*Provided material*
######

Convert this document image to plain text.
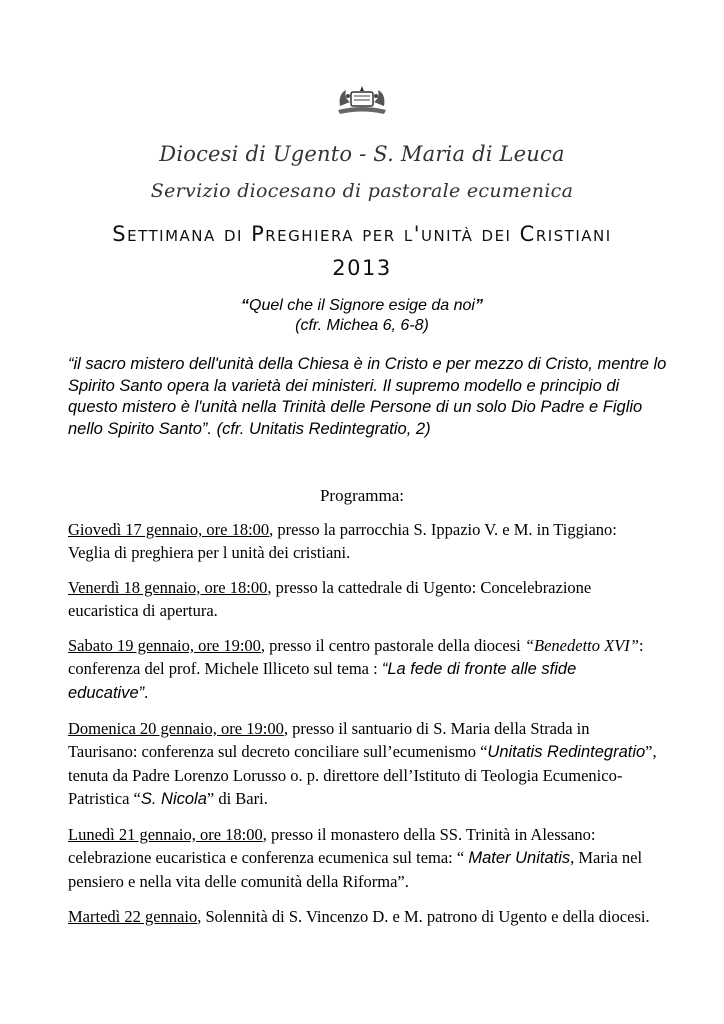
Diocesi di Ugento - S. Maria di Leuca
Servizio diocesano di pastorale ecumenica
Settimana di Preghiera per l'unità dei Cristiani
2013
“Quel che il Signore esige da noi”
(cfr. Michea 6, 6-8)
“il sacro mistero dell'unità della Chiesa è in Cristo e per mezzo di Cristo, mentre lo Spirito Santo opera la varietà dei ministeri. Il supremo modello e principio di questo mistero è l'unità nella Trinità delle Persone di un solo Dio Padre e Figlio nello Spirito Santo”. (cfr. Unitatis Redintegratio, 2)
Programma:

Giovedì 17 gennaio, ore 18:00, presso la parrocchia S. Ippazio V. e M. in Tiggiano: Veglia di preghiera per l unità dei cristiani.

Venerdì 18 gennaio, ore 18:00, presso la cattedrale di Ugento: Concelebrazione eucaristica di apertura.

Sabato 19 gennaio, ore 19:00, presso il centro pastorale della diocesi “Benedetto XVI”: conferenza del prof. Michele Illiceto sul tema : “La fede di fronte alle sfide educative”.

Domenica 20 gennaio, ore 19:00, presso il santuario di S. Maria della Strada in Taurisano: conferenza sul decreto conciliare sull’ecumenismo “Unitatis Redintegratio”, tenuta da Padre Lorenzo Lorusso o. p. direttore dell’Istituto di Teologia Ecumenico-Patristica “S. Nicola” di Bari.

Lunedì 21 gennaio, ore 18:00, presso il monastero della SS. Trinità in Alessano: celebrazione eucaristica e conferenza ecumenica sul tema: “ Mater Unitatis, Maria nel pensiero e nella vita delle comunità della Riforma”.

Martedì 22 gennaio, Solennità di S. Vincenzo D. e M. patrono di Ugento e della diocesi.
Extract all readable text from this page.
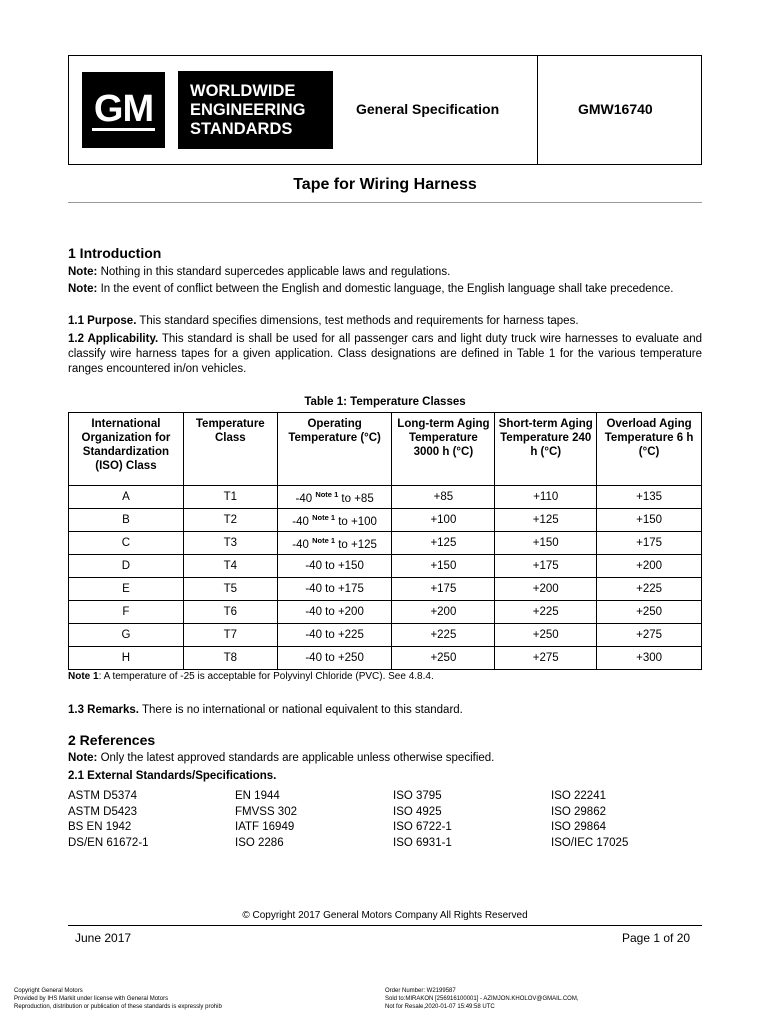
GM WORLDWIDE
ENGINEERING
STANDARDS
General Specification	GMW16740
Tape for Wiring Harness
1 Introduction
Note: Nothing in this standard supercedes applicable laws and regulations.
Note: In the event of conflict between the English and domestic language, the English language shall take precedence.
1.1 Purpose. This standard specifies dimensions, test methods and requirements for harness tapes.
1.2 Applicability. This standard is shall be used for all passenger cars and light duty truck wire harnesses to evaluate and classify wire harness tapes for a given application. Class designations are defined in Table 1 for the various temperature ranges encountered in/on vehicles.
Table 1: Temperature Classes
International Organization for Standardization (ISO) Class	Temperature Class	Operating Temperature (°C)	Long-term Aging Temperature 3000 h (°C)	Short-term Aging Temperature 240 h (°C)	Overload Aging Temperature 6 h (°C)
A	T1	-40 $^{Note 1}$ to +85	+85	+110	+135
B	T2	-40 $^{Note 1}$ to +100	+100	+125	+150
C	T3	-40 $^{Note 1}$ to +125	+125	+150	+175
D	T4	-40 to +150	+150	+175	+200
E	T5	-40 to +175	+175	+200	+225
F	T6	-40 to +200	+200	+225	+250
G	T7	-40 to +225	+225	+250	+275
H	T8	-40 to +250	+250	+275	+300
Note 1: A temperature of -25 is acceptable for Polyvinyl Chloride (PVC). See 4.8.4.
1.3 Remarks. There is no international or national equivalent to this standard.
2 References
Note: Only the latest approved standards are applicable unless otherwise specified.
2.1 External Standards/Specifications.
ASTM D5374
ASTM D5423
BS EN 1942
DS/EN 61672-1
EN 1944
FMVSS 302
IATF 16949
ISO 2286
ISO 3795
ISO 4925
ISO 6722-1
ISO 6931-1
ISO 22241
ISO 29862
ISO 29864
ISO/IEC 17025
© Copyright 2017 General Motors Company All Rights Reserved
June 2017	Page 1 of 20
Copyright General Motors
Provided by IHS Markit under license with General Motors
Reproduction, distribution or publication of these standards is expressly prohib
Order Number: W2199587
Sold to:MIRAKON [256916100001] - AZIMJON.KHOLOV@GMAIL.COM,
Not for Resale,2020-01-07 15:49:58 UTC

######

*The problem*
Give the number of lines in the entries above that include the string "Padre". No other output is expected.

*Task output*
2